*Short exercise*:
Copy out the lines that include the word "Equipped".

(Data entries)
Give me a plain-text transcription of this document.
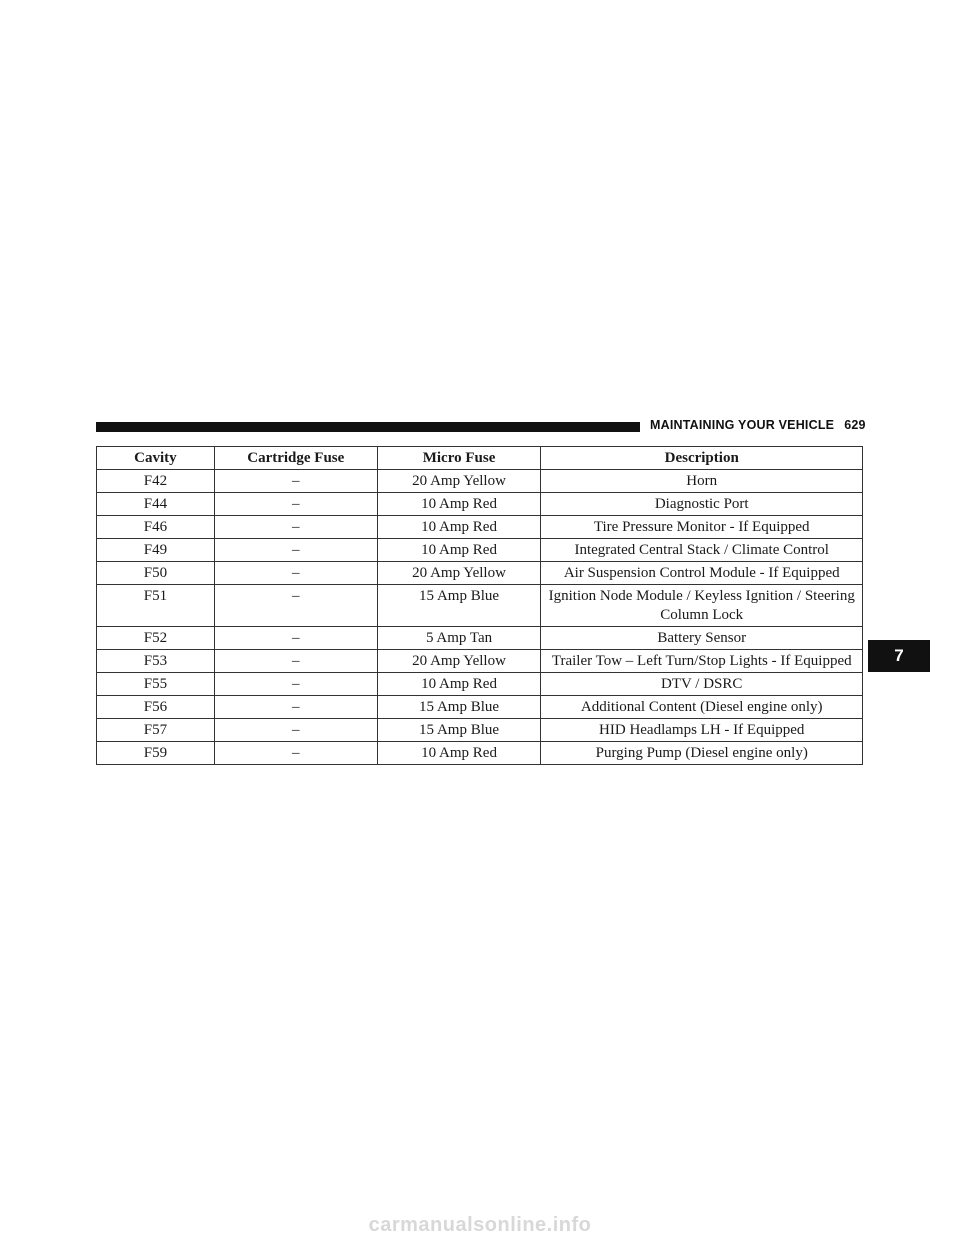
MAINTAINING YOUR VEHICLE 629
Cavity	Cartridge Fuse	Micro Fuse	Description
F42	–	20 Amp Yellow	Horn
F44	–	10 Amp Red	Diagnostic Port
F46	–	10 Amp Red	Tire Pressure Monitor - If Equipped
F49	–	10 Amp Red	Integrated Central Stack / Climate Control
F50	–	20 Amp Yellow	Air Suspension Control Module - If Equipped
F51	–	15 Amp Blue	Ignition Node Module / Keyless Ignition / Steering Column Lock
F52	–	5 Amp Tan	Battery Sensor
F53	–	20 Amp Yellow	Trailer Tow – Left Turn/Stop Lights - If Equipped
F55	–	10 Amp Red	DTV / DSRC
F56	–	15 Amp Blue	Additional Content (Diesel engine only)
F57	–	15 Amp Blue	HID Headlamps LH - If Equipped
F59	–	10 Amp Red	Purging Pump (Diesel engine only)
7
carmanualsonline.info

*Response to the exercise*:
F46	–	10 Amp Red	Tire Pressure Monitor - If Equipped
F50	–	20 Amp Yellow	Air Suspension Control Module - If Equipped
F53	–	20 Amp Yellow	Trailer Tow – Left Turn/Stop Lights - If Equipped
F57	–	15 Amp Blue	HID Headlamps LH - If Equipped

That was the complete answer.